[Records from a data collection]
+===+
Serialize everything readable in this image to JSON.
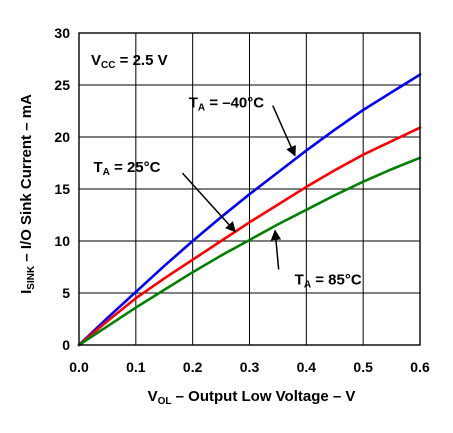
{
  "chart_data": {
    "type": "line",
    "xlabel": "V_OL – Output Low Voltage – V",
    "ylabel": "I_SINK – I/O Sink Current – mA",
    "xlabel_parts": {
      "main": "V",
      "sub": "OL",
      "rest": " – Output Low Voltage – V"
    },
    "ylabel_parts": {
      "main": "I",
      "sub": "SINK",
      "rest": " – I/O Sink Current – mA"
    },
    "xlim": [
      0.0,
      0.6
    ],
    "ylim": [
      0,
      30
    ],
    "x_ticks": [
      0.0,
      0.1,
      0.2,
      0.3,
      0.4,
      0.5,
      0.6
    ],
    "x_tick_labels": [
      "0.0",
      "0.1",
      "0.2",
      "0.3",
      "0.4",
      "0.5",
      "0.6"
    ],
    "y_ticks": [
      0,
      5,
      10,
      15,
      20,
      25,
      30
    ],
    "y_tick_labels": [
      "0",
      "5",
      "10",
      "15",
      "20",
      "25",
      "30"
    ],
    "grid": true,
    "condition_label": {
      "main": "V",
      "sub": "CC",
      "rest": " = 2.5 V"
    },
    "series": [
      {
        "name": "T_A = –40°C",
        "color": "#0000ff",
        "x": [
          0.0,
          0.05,
          0.1,
          0.15,
          0.2,
          0.25,
          0.3,
          0.35,
          0.4,
          0.45,
          0.5,
          0.55,
          0.6
        ],
        "y": [
          0.0,
          2.6,
          5.1,
          7.6,
          10.0,
          12.3,
          14.5,
          16.6,
          18.7,
          20.7,
          22.6,
          24.3,
          26.0
        ]
      },
      {
        "name": "T_A = 25°C",
        "color": "#ff0000",
        "x": [
          0.0,
          0.05,
          0.1,
          0.15,
          0.2,
          0.25,
          0.3,
          0.35,
          0.4,
          0.45,
          0.5,
          0.55,
          0.6
        ],
        "y": [
          0.0,
          2.3,
          4.5,
          6.4,
          8.2,
          10.0,
          11.8,
          13.5,
          15.2,
          16.8,
          18.3,
          19.6,
          20.9
        ]
      },
      {
        "name": "T_A = 85°C",
        "color": "#008000",
        "x": [
          0.0,
          0.05,
          0.1,
          0.15,
          0.2,
          0.25,
          0.3,
          0.35,
          0.4,
          0.45,
          0.5,
          0.55,
          0.6
        ],
        "y": [
          0.0,
          1.8,
          3.6,
          5.3,
          7.0,
          8.6,
          10.1,
          11.6,
          13.0,
          14.4,
          15.7,
          16.9,
          18.0
        ]
      }
    ],
    "annotations": [
      {
        "main": "T",
        "sub": "A",
        "rest": " = –40°C",
        "series": 0,
        "arrow_target": [
          0.38,
          18.2
        ],
        "text_anchor_value": [
          0.355,
          23.5
        ]
      },
      {
        "main": "T",
        "sub": "A",
        "rest": " = 25°C",
        "series": 1,
        "arrow_target": [
          0.275,
          10.9
        ],
        "text_anchor_value": [
          0.175,
          17.3
        ]
      },
      {
        "main": "T",
        "sub": "A",
        "rest": " = 85°C",
        "series": 2,
        "arrow_target": [
          0.345,
          11.0
        ],
        "text_anchor_value": [
          0.39,
          6.5
        ]
      }
    ]
  }
}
+===+
## What you will do
Leave out the pictures and restate everything else word for word.

## Result of this task
Serialize everything readable in this image to JSON.
{
  "chart_data": {
    "type": "line",
    "xlabel": "V_OL – Output Low Voltage – V",
    "ylabel": "I_SINK – I/O Sink Current – mA",
    "xlabel_parts": {
      "main": "V",
      "sub": "OL",
      "rest": " – Output Low Voltage – V"
    },
    "ylabel_parts": {
      "main": "I",
      "sub": "SINK",
      "rest": " – I/O Sink Current – mA"
    },
    "xlim": [
      0.0,
      0.6
    ],
    "ylim": [
      0,
      30
    ],
    "x_ticks": [
      0.0,
      0.1,
      0.2,
      0.3,
      0.4,
      0.5,
      0.6
    ],
    "x_tick_labels": [
      "0.0",
      "0.1",
      "0.2",
      "0.3",
      "0.4",
      "0.5",
      "0.6"
    ],
    "y_ticks": [
      0,
      5,
      10,
      15,
      20,
      25,
      30
    ],
    "y_tick_labels": [
      "0",
      "5",
      "10",
      "15",
      "20",
      "25",
      "30"
    ],
    "grid": true,
    "condition_label": {
      "main": "V",
      "sub": "CC",
      "rest": " = 2.5 V"
    },
    "series": [
      {
        "name": "T_A = –40°C",
        "color": "#0000ff",
        "x": [
          0.0,
          0.05,
          0.1,
          0.15,
          0.2,
          0.25,
          0.3,
          0.35,
          0.4,
          0.45,
          0.5,
          0.55,
          0.6
        ],
        "y": [
          0.0,
          2.6,
          5.1,
          7.6,
          10.0,
          12.3,
          14.5,
          16.6,
          18.7,
          20.7,
          22.6,
          24.3,
          26.0
        ]
      },
      {
        "name": "T_A = 25°C",
        "color": "#ff0000",
        "x": [
          0.0,
          0.05,
          0.1,
          0.15,
          0.2,
          0.25,
          0.3,
          0.35,
          0.4,
          0.45,
          0.5,
          0.55,
          0.6
        ],
        "y": [
          0.0,
          2.3,
          4.5,
          6.4,
          8.2,
          10.0,
          11.8,
          13.5,
          15.2,
          16.8,
          18.3,
          19.6,
          20.9
        ]
      },
      {
        "name": "T_A = 85°C",
        "color": "#008000",
        "x": [
          0.0,
          0.05,
          0.1,
          0.15,
          0.2,
          0.25,
          0.3,
          0.35,
          0.4,
          0.45,
          0.5,
          0.55,
          0.6
        ],
        "y": [
          0.0,
          1.8,
          3.6,
          5.3,
          7.0,
          8.6,
          10.1,
          11.6,
          13.0,
          14.4,
          15.7,
          16.9,
          18.0
        ]
      }
    ],
    "annotations": [
      {
        "main": "T",
        "sub": "A",
        "rest": " = –40°C",
        "series": 0,
        "arrow_target": [
          0.38,
          18.2
        ],
        "text_anchor_value": [
          0.355,
          23.5
        ]
      },
      {
        "main": "T",
        "sub": "A",
        "rest": " = 25°C",
        "series": 1,
        "arrow_target": [
          0.275,
          10.9
        ],
        "text_anchor_value": [
          0.175,
          17.3
        ]
      },
      {
        "main": "T",
        "sub": "A",
        "rest": " = 85°C",
        "series": 2,
        "arrow_target": [
          0.345,
          11.0
        ],
        "text_anchor_value": [
          0.39,
          6.5
        ]
      }
    ]
  }
}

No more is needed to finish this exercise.